*SUPPLIED RECORDS*:
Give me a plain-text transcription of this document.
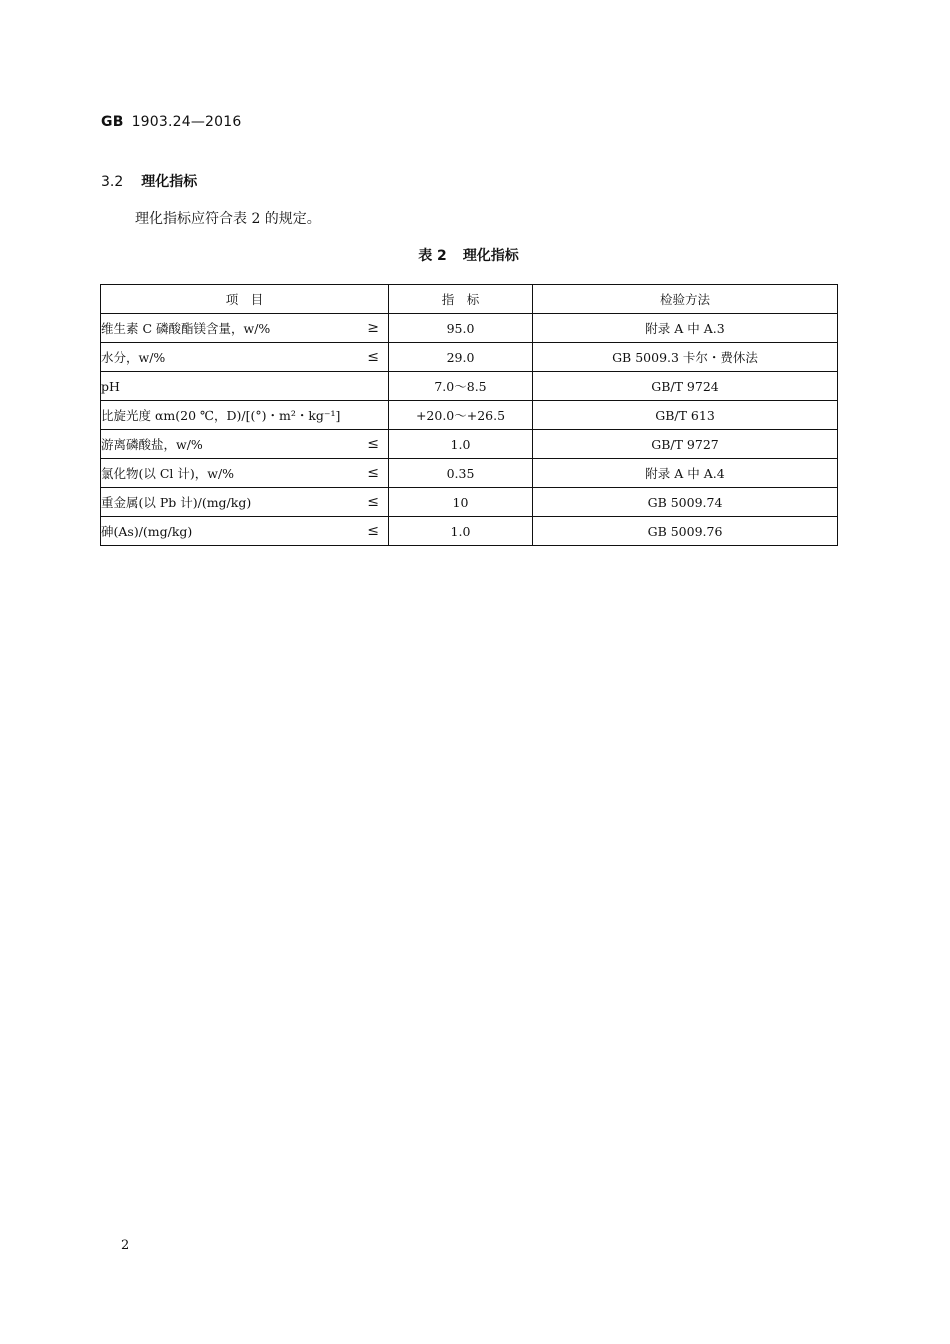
GB 1903.24—2016
3.2 理化指标
理化指标应符合表 2 的规定。
表 2 理化指标
项　目	指　标	检验方法
维生素 C 磷酸酯镁含量，w/% ≥	95.0	附录 A 中 A.3
水分，w/% ≤	29.0	GB 5009.3 卡尔・费休法
pH	7.0～8.5	GB/T 9724
比旋光度 αm(20 ℃，D)/[(°)・m²・kg⁻¹]	+20.0～+26.5	GB/T 613
游离磷酸盐，w/% ≤	1.0	GB/T 9727
氯化物(以 Cl 计)，w/% ≤	0.35	附录 A 中 A.4
重金属(以 Pb 计)/(mg/kg) ≤	10	GB 5009.74
砷(As)/(mg/kg) ≤	1.0	GB 5009.76
2
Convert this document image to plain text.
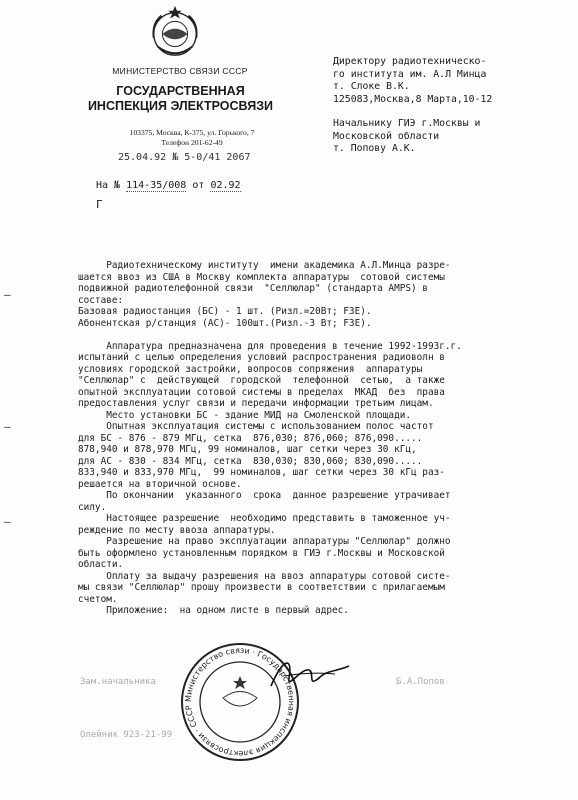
МИНИСТЕРСТВО СВЯЗИ СССР
ГОСУДАРСТВЕННАЯ
ИНСПЕКЦИЯ ЭЛЕКТРОСВЯЗИ
103375, Москва, К-375, ул. Горького, 7
Телефон 201-62-49
25.04.92 № 5-0/41 2067
На № 114-35/008 от 02.92
Г
Директору радиотехническо-
го института им. А.Л Минца
т. Слоке В.К.
125083,Москва,8 Марта,10-12
Начальнику ГИЭ г.Москвы и
Московской области
т. Попову А.К.
Радиотехническому институту  имени академика А.Л.Минца разре-
шается ввоз из США в Москву комплекта аппаратуры  сотовой системы
подвижной радиотелефонной связи  "Селлюлар" (стандарта AMPS) в
составе:
Базовая радиостанция (БС) - 1 шт. (Ризл.=20Вт; F3E).
Абонентская р/станция (АС)- 100шт.(Ризл.-3 Вт; F3E).

Аппаратура предназначена для проведения в течение 1992-1993г.г.
испытаний с целью определения условий распространения радиоволн в
условиях городской застройки, вопросов сопряжения  аппаратуры
"Селлюлар" с  действующей  городской  телефонной  сетью,  а также
опытной эксплуатации сотовой системы в пределах  МКАД  без  права
предоставления услуг связи и передачи информации третьим лицам.
Место установки БС - здание МИД на Смоленской площади.
Опытная эксплуатация системы с использованием полос частот
для БС - 876 - 879 МГц, сетка  876,030; 876,060; 876,090.....
878,940 и 878,970 МГц, 99 номиналов, шаг сетки через 30 кГц,
для АС - 830 - 834 МГц, сетка  830,030; 830,060; 830,090.....
833,940 и 833,970 МГц,  99 номиналов, шаг сетки через 30 кГц раз-
решается на вторичной основе.
По окончании  указанного  срока  данное разрешение утрачивает
силу.
Настоящее разрешение  необходимо представить в таможенное уч-
реждение по месту ввоза аппаратуры.
Разрешение на право эксплуатации аппаратуры "Селлюлар" должно
быть оформлено установленным порядком в ГИЭ г.Москвы и Московской
области.
Оплату за выдачу разрешения на ввоз аппаратуры сотовой систе-
мы связи "Селлюлар" прошу произвести в соответствии с прилагаемым
счетом.
Приложение:  на одном листе в первый адрес.
–
–
–
Зам.начальника	Б.А.Попов
Олейник 923-21-99
Министерство связи · Государственная инспекция электросвязи · СССР
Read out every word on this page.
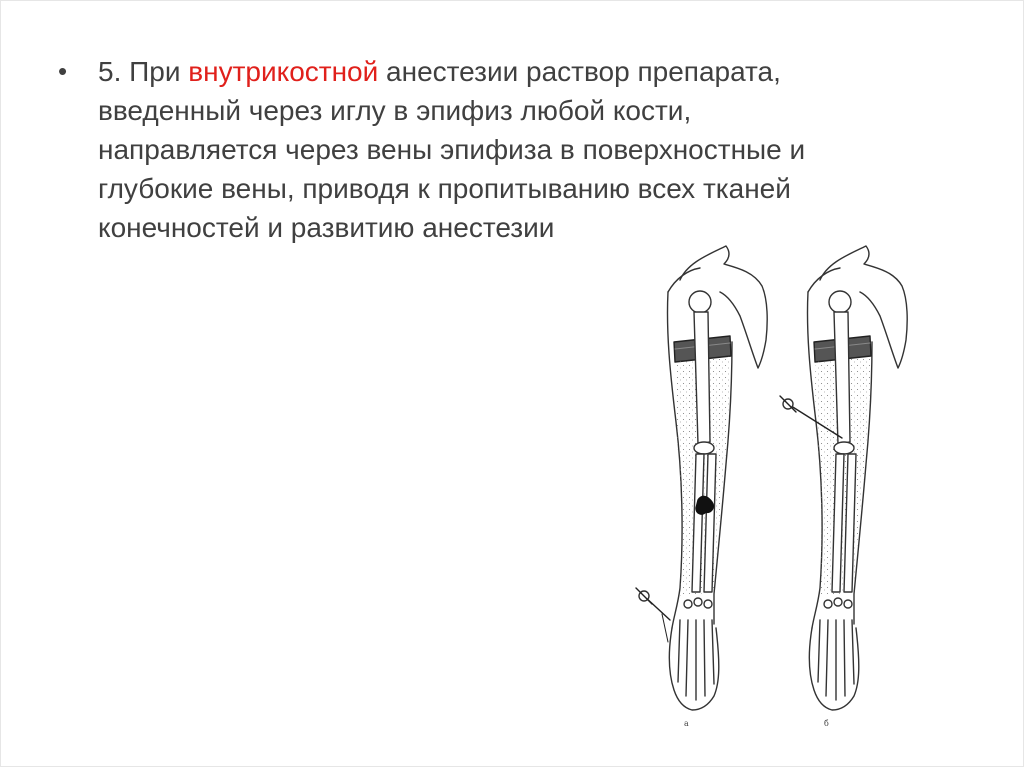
• 5. При внутрикостной анестезии раствор препарата,
введенный через иглу в эпифиз любой кости,
направляется через вены эпифиза в поверхностные и
глубокие вены, приводя к пропитыванию всех тканей
конечностей и развитию анестезии
а	б
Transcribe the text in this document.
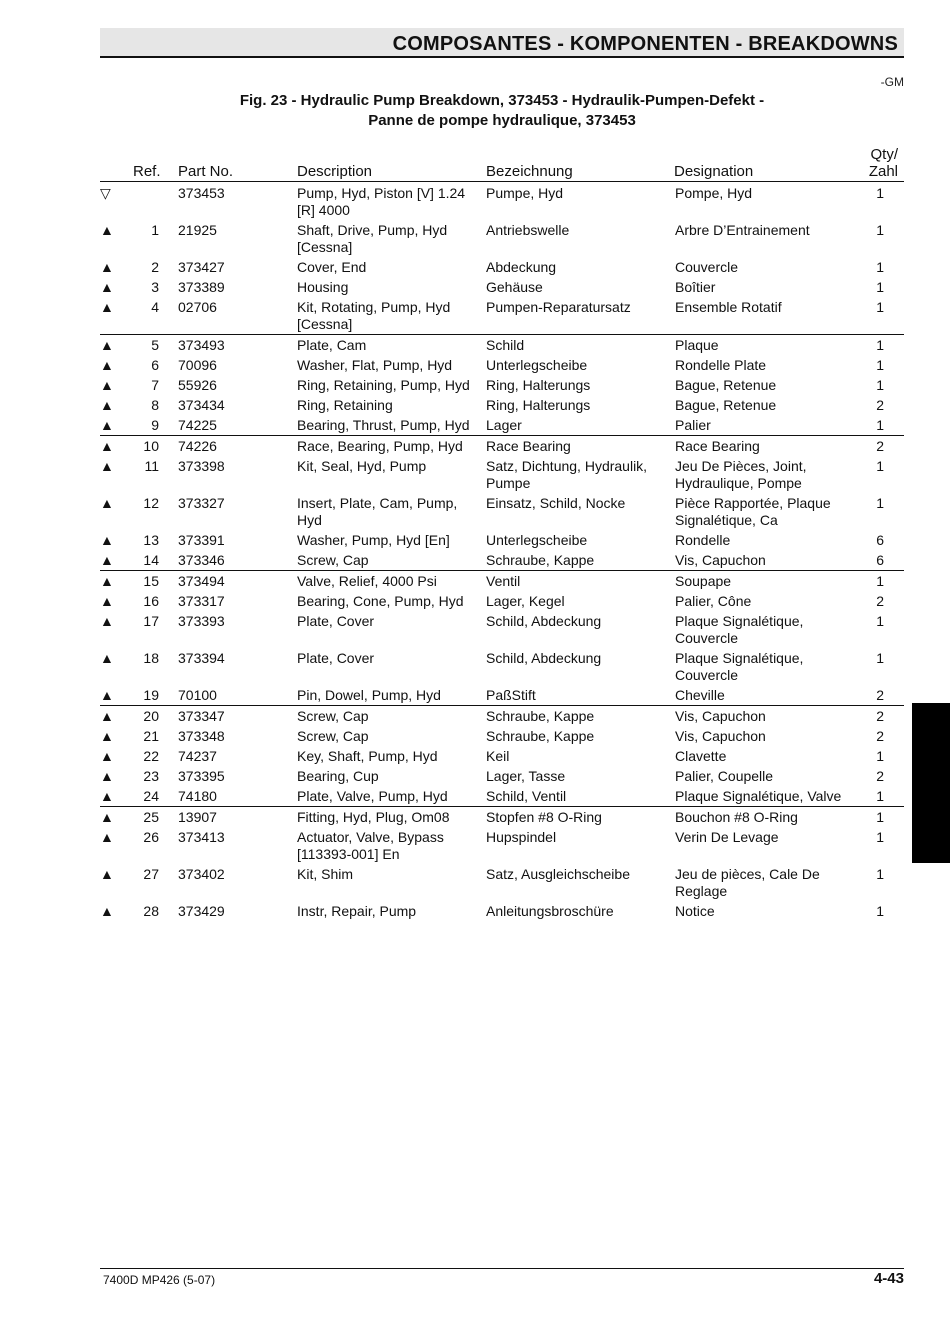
COMPOSANTES - KOMPONENTEN - BREAKDOWNS
-GM
Fig. 23 - Hydraulic Pump Breakdown, 373453 - Hydraulik-Pumpen-Defekt -
Panne de pompe hydraulique, 373453
Ref. Part No.	Description	Bezeichnung	Designation
Qty/
Zahl
▽		373453	Pump, Hyd, Piston [V] 1.24 [R] 4000	Pumpe, Hyd	Pompe, Hyd	1
▲	1	21925	Shaft, Drive, Pump, Hyd [Cessna]	Antriebswelle	Arbre D’Entrainement	1
▲	2	373427	Cover, End	Abdeckung	Couvercle	1
▲	3	373389	Housing	Gehäuse	Boîtier	1
▲	4	02706	Kit, Rotating, Pump, Hyd [Cessna]	Pumpen-Reparatursatz	Ensemble Rotatif	1
▲	5	373493	Plate, Cam	Schild	Plaque	1
▲	6	70096	Washer, Flat, Pump, Hyd	Unterlegscheibe	Rondelle Plate	1
▲	7	55926	Ring, Retaining, Pump, Hyd	Ring, Halterungs	Bague, Retenue	1
▲	8	373434	Ring, Retaining	Ring, Halterungs	Bague, Retenue	2
▲	9	74225	Bearing, Thrust, Pump, Hyd	Lager	Palier	1
▲	10	74226	Race, Bearing, Pump, Hyd	Race Bearing	Race Bearing	2
▲	11	373398	Kit, Seal, Hyd, Pump	Satz, Dichtung, Hydraulik, Pumpe	Jeu De Pièces, Joint, Hydraulique, Pompe	1
▲	12	373327	Insert, Plate, Cam, Pump, Hyd	Einsatz, Schild, Nocke	Pièce Rapportée, Plaque Signalétique, Ca	1
▲	13	373391	Washer, Pump, Hyd [En]	Unterlegscheibe	Rondelle	6
▲	14	373346	Screw, Cap	Schraube, Kappe	Vis, Capuchon	6
▲	15	373494	Valve, Relief, 4000 Psi	Ventil	Soupape	1
▲	16	373317	Bearing, Cone, Pump, Hyd	Lager, Kegel	Palier, Cône	2
▲	17	373393	Plate, Cover	Schild, Abdeckung	Plaque Signalétique, Couvercle	1
▲	18	373394	Plate, Cover	Schild, Abdeckung	Plaque Signalétique, Couvercle	1
▲	19	70100	Pin, Dowel, Pump, Hyd	PaßStift	Cheville	2
▲	20	373347	Screw, Cap	Schraube, Kappe	Vis, Capuchon	2
▲	21	373348	Screw, Cap	Schraube, Kappe	Vis, Capuchon	2
▲	22	74237	Key, Shaft, Pump, Hyd	Keil	Clavette	1
▲	23	373395	Bearing, Cup	Lager, Tasse	Palier, Coupelle	2
▲	24	74180	Plate, Valve, Pump, Hyd	Schild, Ventil	Plaque Signalétique, Valve	1
▲	25	13907	Fitting, Hyd, Plug, Om08	Stopfen #8 O-Ring	Bouchon #8 O-Ring	1
▲	26	373413	Actuator, Valve, Bypass [113393-001] En	Hupspindel	Verin De Levage	1
▲	27	373402	Kit, Shim	Satz, Ausgleichscheibe	Jeu de pièces, Cale De Reglage	1
▲	28	373429	Instr, Repair, Pump	Anleitungsbroschüre	Notice	1
7400D MP426 (5-07)	4-43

*SET PROBLEM*:
Going through the entries above, report how many lines include the string "plain". The number alone is the answer.

*EXERCISE RESULT*:
2